## REQUIREMENTS
Output every entry exactly as written, but omit the pictures.

## RECORDS SHOWN
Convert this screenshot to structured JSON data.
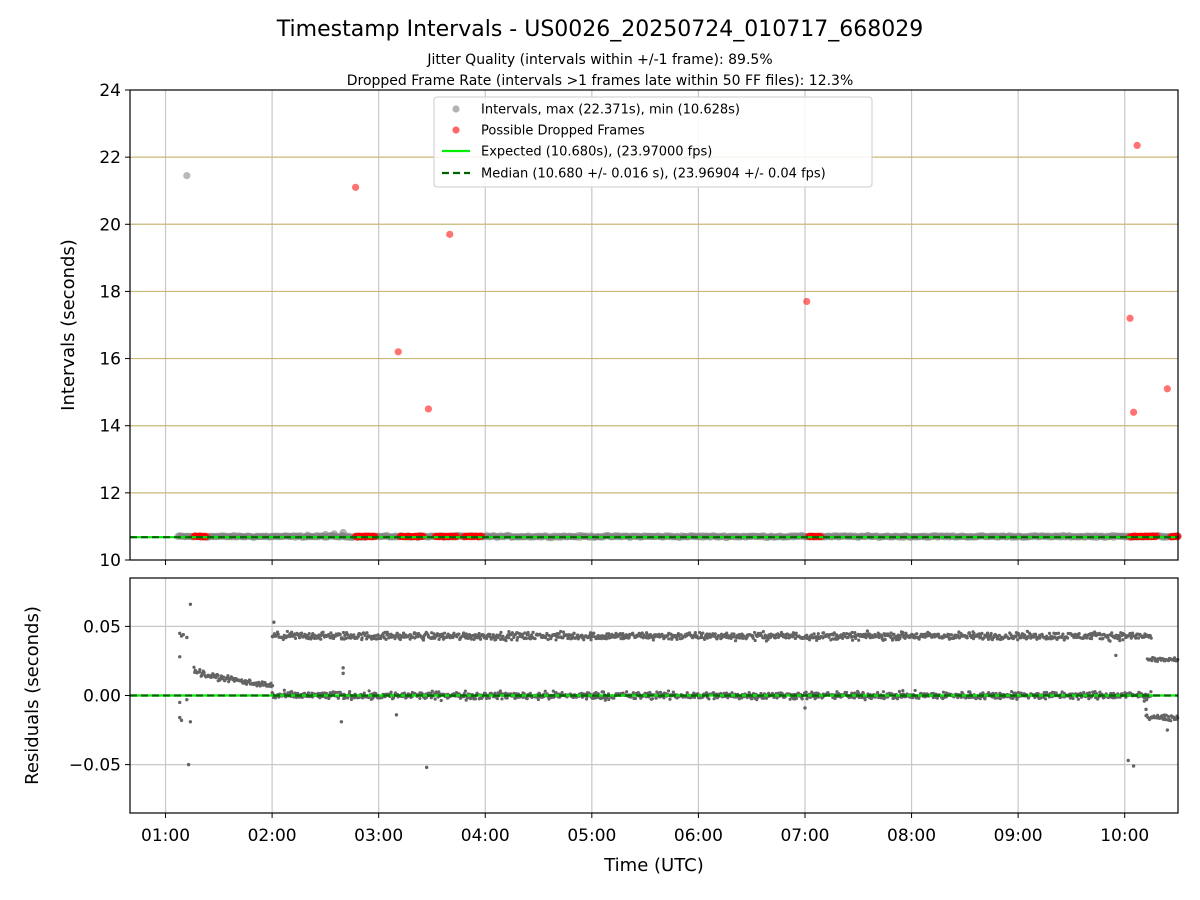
{
  "figure": {
    "title": "Timestamp Intervals - US0026_20250724_010717_668029",
    "subtitle1": "Jitter Quality (intervals within +/-1 frame): 89.5%",
    "subtitle2": "Dropped Frame Rate (intervals >1 frames late within 50 FF files): 12.3%",
    "xlabel": "Time (UTC)"
  },
  "colors": {
    "interval": "#808080",
    "dropped": "#ff0000",
    "expected": "#00ee00",
    "median": "#006400",
    "gridline_h": "#c8b878",
    "gridline_v": "#c8c8c8",
    "residual": "#646464"
  },
  "chart_data": [
    {
      "type": "scatter",
      "ylabel": "Intervals (seconds)",
      "ylim": [
        10,
        24
      ],
      "yticks": [
        10,
        12,
        14,
        16,
        18,
        20,
        22,
        24
      ],
      "xlim": [
        "00:40",
        "10:30"
      ],
      "xticks": [
        "01:00",
        "02:00",
        "03:00",
        "04:00",
        "05:00",
        "06:00",
        "07:00",
        "08:00",
        "09:00",
        "10:00"
      ],
      "grid": "on",
      "legend": {
        "position": "top-center",
        "entries": [
          "Intervals, max (22.371s), min (10.628s)",
          "Possible Dropped Frames",
          "Expected (10.680s), (23.97000 fps)",
          "Median (10.680 +/- 0.016 s), (23.96904 +/- 0.04 fps)"
        ]
      },
      "expected_line": 10.68,
      "median_line": 10.68,
      "interval_band": {
        "x_start": "01:07",
        "x_end": "10:30",
        "y_center": 10.7
      },
      "series": [
        {
          "name": "Intervals, max (22.371s), min (10.628s)",
          "points": [
            {
              "x": "01:12",
              "y": 21.45
            }
          ]
        },
        {
          "name": "Possible Dropped Frames",
          "points": [
            {
              "x": "02:47",
              "y": 21.1
            },
            {
              "x": "03:11",
              "y": 16.2
            },
            {
              "x": "03:28",
              "y": 14.5
            },
            {
              "x": "03:40",
              "y": 19.7
            },
            {
              "x": "07:01",
              "y": 17.7
            },
            {
              "x": "10:03",
              "y": 17.2
            },
            {
              "x": "10:05",
              "y": 14.4
            },
            {
              "x": "10:07",
              "y": 22.35
            },
            {
              "x": "10:24",
              "y": 15.1
            }
          ],
          "low_clusters": [
            {
              "x_start": "01:16",
              "x_end": "01:23",
              "y": 10.7
            },
            {
              "x_start": "02:47",
              "x_end": "02:58",
              "y": 10.7
            },
            {
              "x_start": "03:12",
              "x_end": "03:25",
              "y": 10.7
            },
            {
              "x_start": "03:32",
              "x_end": "03:44",
              "y": 10.7
            },
            {
              "x_start": "03:48",
              "x_end": "03:58",
              "y": 10.7
            },
            {
              "x_start": "07:02",
              "x_end": "07:09",
              "y": 10.7
            },
            {
              "x_start": "10:03",
              "x_end": "10:18",
              "y": 10.7
            },
            {
              "x_start": "10:26",
              "x_end": "10:30",
              "y": 10.7
            }
          ]
        }
      ]
    },
    {
      "type": "scatter",
      "ylabel": "Residuals (seconds)",
      "ylim": [
        -0.085,
        0.085
      ],
      "yticks": [
        {
          "value": -0.05,
          "label": "−0.05"
        },
        {
          "value": 0.0,
          "label": "0.00"
        },
        {
          "value": 0.05,
          "label": "0.05"
        }
      ],
      "xlim": [
        "00:40",
        "10:30"
      ],
      "xticks": [
        "01:00",
        "02:00",
        "03:00",
        "04:00",
        "05:00",
        "06:00",
        "07:00",
        "08:00",
        "09:00",
        "10:00"
      ],
      "xlabel": "Time (UTC)",
      "grid": "on",
      "zero_line": 0.0,
      "bands": [
        {
          "x_start": "02:00",
          "x_end": "10:15",
          "y": 0.043,
          "spread": 0.004
        },
        {
          "x_start": "02:00",
          "x_end": "10:15",
          "y": 0.0,
          "spread": 0.004
        },
        {
          "x_start": "01:16",
          "x_end": "02:00",
          "y_start": 0.016,
          "y_end": 0.007,
          "spread": 0.003
        },
        {
          "x_start": "10:13",
          "x_end": "10:30",
          "y": 0.026,
          "spread": 0.002
        },
        {
          "x_start": "10:12",
          "x_end": "10:30",
          "y": -0.016,
          "spread": 0.003
        }
      ],
      "outliers": [
        {
          "x": "01:08",
          "y": 0.045
        },
        {
          "x": "01:09",
          "y": 0.043
        },
        {
          "x": "01:10",
          "y": 0.044
        },
        {
          "x": "01:12",
          "y": 0.042
        },
        {
          "x": "01:08",
          "y": 0.028
        },
        {
          "x": "01:14",
          "y": 0.066
        },
        {
          "x": "01:08",
          "y": -0.016
        },
        {
          "x": "01:09",
          "y": -0.018
        },
        {
          "x": "01:14",
          "y": -0.019
        },
        {
          "x": "01:13",
          "y": -0.05
        },
        {
          "x": "01:08",
          "y": -0.005
        },
        {
          "x": "01:12",
          "y": -0.003
        },
        {
          "x": "02:01",
          "y": 0.053
        },
        {
          "x": "02:40",
          "y": 0.02
        },
        {
          "x": "02:40",
          "y": 0.016
        },
        {
          "x": "02:39",
          "y": -0.019
        },
        {
          "x": "03:10",
          "y": -0.014
        },
        {
          "x": "03:27",
          "y": -0.052
        },
        {
          "x": "07:00",
          "y": -0.009
        },
        {
          "x": "10:02",
          "y": -0.047
        },
        {
          "x": "10:05",
          "y": -0.051
        },
        {
          "x": "09:55",
          "y": 0.029
        },
        {
          "x": "10:11",
          "y": -0.004
        },
        {
          "x": "10:12",
          "y": -0.01
        },
        {
          "x": "10:24",
          "y": -0.025
        }
      ]
    }
  ]
}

## TASK RESPONSE
Convert this screenshot to structured JSON data.
{
  "figure": {
    "title": "Timestamp Intervals - US0026_20250724_010717_668029",
    "subtitle1": "Jitter Quality (intervals within +/-1 frame): 89.5%",
    "subtitle2": "Dropped Frame Rate (intervals >1 frames late within 50 FF files): 12.3%",
    "xlabel": "Time (UTC)"
  },
  "colors": {
    "interval": "#808080",
    "dropped": "#ff0000",
    "expected": "#00ee00",
    "median": "#006400",
    "gridline_h": "#c8b878",
    "gridline_v": "#c8c8c8",
    "residual": "#646464"
  },
  "chart_data": [
    {
      "type": "scatter",
      "ylabel": "Intervals (seconds)",
      "ylim": [
        10,
        24
      ],
      "yticks": [
        10,
        12,
        14,
        16,
        18,
        20,
        22,
        24
      ],
      "xlim": [
        "00:40",
        "10:30"
      ],
      "xticks": [
        "01:00",
        "02:00",
        "03:00",
        "04:00",
        "05:00",
        "06:00",
        "07:00",
        "08:00",
        "09:00",
        "10:00"
      ],
      "grid": "on",
      "legend": {
        "position": "top-center",
        "entries": [
          "Intervals, max (22.371s), min (10.628s)",
          "Possible Dropped Frames",
          "Expected (10.680s), (23.97000 fps)",
          "Median (10.680 +/- 0.016 s), (23.96904 +/- 0.04 fps)"
        ]
      },
      "expected_line": 10.68,
      "median_line": 10.68,
      "interval_band": {
        "x_start": "01:07",
        "x_end": "10:30",
        "y_center": 10.7
      },
      "series": [
        {
          "name": "Intervals, max (22.371s), min (10.628s)",
          "points": [
            {
              "x": "01:12",
              "y": 21.45
            }
          ]
        },
        {
          "name": "Possible Dropped Frames",
          "points": [
            {
              "x": "02:47",
              "y": 21.1
            },
            {
              "x": "03:11",
              "y": 16.2
            },
            {
              "x": "03:28",
              "y": 14.5
            },
            {
              "x": "03:40",
              "y": 19.7
            },
            {
              "x": "07:01",
              "y": 17.7
            },
            {
              "x": "10:03",
              "y": 17.2
            },
            {
              "x": "10:05",
              "y": 14.4
            },
            {
              "x": "10:07",
              "y": 22.35
            },
            {
              "x": "10:24",
              "y": 15.1
            }
          ],
          "low_clusters": [
            {
              "x_start": "01:16",
              "x_end": "01:23",
              "y": 10.7
            },
            {
              "x_start": "02:47",
              "x_end": "02:58",
              "y": 10.7
            },
            {
              "x_start": "03:12",
              "x_end": "03:25",
              "y": 10.7
            },
            {
              "x_start": "03:32",
              "x_end": "03:44",
              "y": 10.7
            },
            {
              "x_start": "03:48",
              "x_end": "03:58",
              "y": 10.7
            },
            {
              "x_start": "07:02",
              "x_end": "07:09",
              "y": 10.7
            },
            {
              "x_start": "10:03",
              "x_end": "10:18",
              "y": 10.7
            },
            {
              "x_start": "10:26",
              "x_end": "10:30",
              "y": 10.7
            }
          ]
        }
      ]
    },
    {
      "type": "scatter",
      "ylabel": "Residuals (seconds)",
      "ylim": [
        -0.085,
        0.085
      ],
      "yticks": [
        {
          "value": -0.05,
          "label": "−0.05"
        },
        {
          "value": 0.0,
          "label": "0.00"
        },
        {
          "value": 0.05,
          "label": "0.05"
        }
      ],
      "xlim": [
        "00:40",
        "10:30"
      ],
      "xticks": [
        "01:00",
        "02:00",
        "03:00",
        "04:00",
        "05:00",
        "06:00",
        "07:00",
        "08:00",
        "09:00",
        "10:00"
      ],
      "xlabel": "Time (UTC)",
      "grid": "on",
      "zero_line": 0.0,
      "bands": [
        {
          "x_start": "02:00",
          "x_end": "10:15",
          "y": 0.043,
          "spread": 0.004
        },
        {
          "x_start": "02:00",
          "x_end": "10:15",
          "y": 0.0,
          "spread": 0.004
        },
        {
          "x_start": "01:16",
          "x_end": "02:00",
          "y_start": 0.016,
          "y_end": 0.007,
          "spread": 0.003
        },
        {
          "x_start": "10:13",
          "x_end": "10:30",
          "y": 0.026,
          "spread": 0.002
        },
        {
          "x_start": "10:12",
          "x_end": "10:30",
          "y": -0.016,
          "spread": 0.003
        }
      ],
      "outliers": [
        {
          "x": "01:08",
          "y": 0.045
        },
        {
          "x": "01:09",
          "y": 0.043
        },
        {
          "x": "01:10",
          "y": 0.044
        },
        {
          "x": "01:12",
          "y": 0.042
        },
        {
          "x": "01:08",
          "y": 0.028
        },
        {
          "x": "01:14",
          "y": 0.066
        },
        {
          "x": "01:08",
          "y": -0.016
        },
        {
          "x": "01:09",
          "y": -0.018
        },
        {
          "x": "01:14",
          "y": -0.019
        },
        {
          "x": "01:13",
          "y": -0.05
        },
        {
          "x": "01:08",
          "y": -0.005
        },
        {
          "x": "01:12",
          "y": -0.003
        },
        {
          "x": "02:01",
          "y": 0.053
        },
        {
          "x": "02:40",
          "y": 0.02
        },
        {
          "x": "02:40",
          "y": 0.016
        },
        {
          "x": "02:39",
          "y": -0.019
        },
        {
          "x": "03:10",
          "y": -0.014
        },
        {
          "x": "03:27",
          "y": -0.052
        },
        {
          "x": "07:00",
          "y": -0.009
        },
        {
          "x": "10:02",
          "y": -0.047
        },
        {
          "x": "10:05",
          "y": -0.051
        },
        {
          "x": "09:55",
          "y": 0.029
        },
        {
          "x": "10:11",
          "y": -0.004
        },
        {
          "x": "10:12",
          "y": -0.01
        },
        {
          "x": "10:24",
          "y": -0.025
        }
      ]
    }
  ]
}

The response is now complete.